[Stored data]
************
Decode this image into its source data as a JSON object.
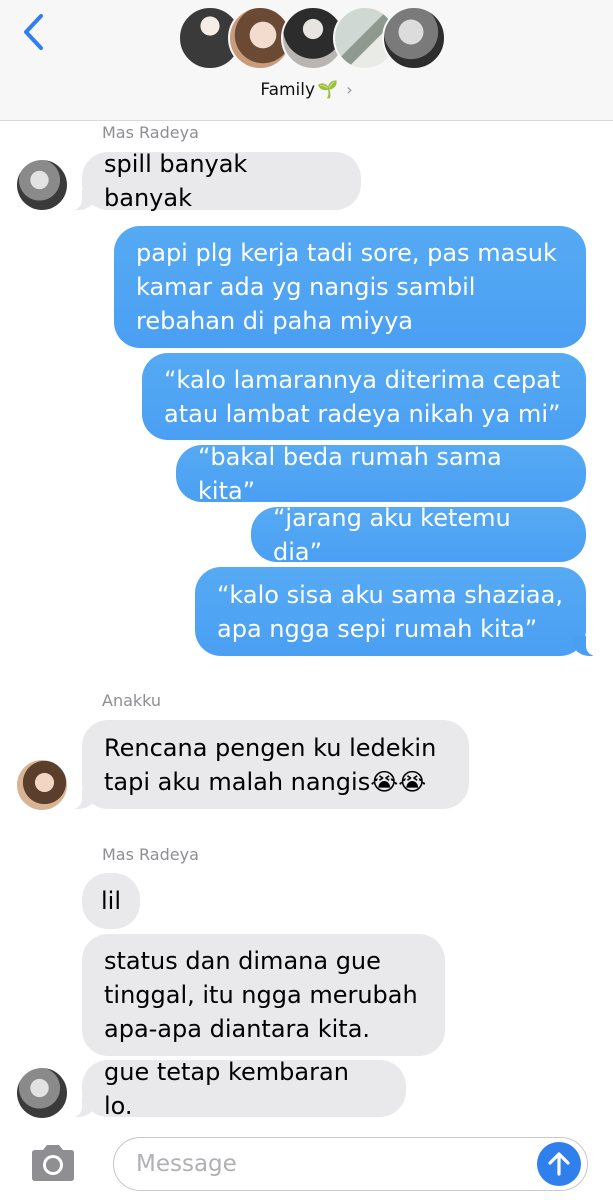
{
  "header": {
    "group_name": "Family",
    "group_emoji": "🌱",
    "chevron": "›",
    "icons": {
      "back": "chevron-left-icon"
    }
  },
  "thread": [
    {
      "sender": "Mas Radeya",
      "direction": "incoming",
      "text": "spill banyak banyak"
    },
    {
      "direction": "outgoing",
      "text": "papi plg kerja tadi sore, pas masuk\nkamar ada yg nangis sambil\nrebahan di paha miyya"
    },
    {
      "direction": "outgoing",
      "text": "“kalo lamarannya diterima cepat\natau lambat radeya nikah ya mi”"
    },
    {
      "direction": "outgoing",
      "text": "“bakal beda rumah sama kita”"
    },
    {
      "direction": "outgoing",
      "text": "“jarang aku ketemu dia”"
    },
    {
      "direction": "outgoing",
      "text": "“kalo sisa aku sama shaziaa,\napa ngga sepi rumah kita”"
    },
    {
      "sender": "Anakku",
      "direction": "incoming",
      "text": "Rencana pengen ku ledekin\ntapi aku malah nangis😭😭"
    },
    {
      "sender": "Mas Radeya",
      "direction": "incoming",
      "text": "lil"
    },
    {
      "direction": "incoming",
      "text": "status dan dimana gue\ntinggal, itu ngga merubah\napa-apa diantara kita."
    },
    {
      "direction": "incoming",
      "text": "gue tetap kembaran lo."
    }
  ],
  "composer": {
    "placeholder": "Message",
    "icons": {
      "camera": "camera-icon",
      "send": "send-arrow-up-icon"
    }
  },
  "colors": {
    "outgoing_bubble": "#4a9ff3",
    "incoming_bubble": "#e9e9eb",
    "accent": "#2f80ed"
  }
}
************
= Exercise directions =
Quote every line word for word and keep the images out of the copy.

= The solution =
Decode this image into its source data as a JSON object.
{
  "header": {
    "group_name": "Family",
    "group_emoji": "🌱",
    "chevron": "›",
    "icons": {
      "back": "chevron-left-icon"
    }
  },
  "thread": [
    {
      "sender": "Mas Radeya",
      "direction": "incoming",
      "text": "spill banyak banyak"
    },
    {
      "direction": "outgoing",
      "text": "papi plg kerja tadi sore, pas masuk\nkamar ada yg nangis sambil\nrebahan di paha miyya"
    },
    {
      "direction": "outgoing",
      "text": "“kalo lamarannya diterima cepat\natau lambat radeya nikah ya mi”"
    },
    {
      "direction": "outgoing",
      "text": "“bakal beda rumah sama kita”"
    },
    {
      "direction": "outgoing",
      "text": "“jarang aku ketemu dia”"
    },
    {
      "direction": "outgoing",
      "text": "“kalo sisa aku sama shaziaa,\napa ngga sepi rumah kita”"
    },
    {
      "sender": "Anakku",
      "direction": "incoming",
      "text": "Rencana pengen ku ledekin\ntapi aku malah nangis😭😭"
    },
    {
      "sender": "Mas Radeya",
      "direction": "incoming",
      "text": "lil"
    },
    {
      "direction": "incoming",
      "text": "status dan dimana gue\ntinggal, itu ngga merubah\napa-apa diantara kita."
    },
    {
      "direction": "incoming",
      "text": "gue tetap kembaran lo."
    }
  ],
  "composer": {
    "placeholder": "Message",
    "icons": {
      "camera": "camera-icon",
      "send": "send-arrow-up-icon"
    }
  },
  "colors": {
    "outgoing_bubble": "#4a9ff3",
    "incoming_bubble": "#e9e9eb",
    "accent": "#2f80ed"
  }
}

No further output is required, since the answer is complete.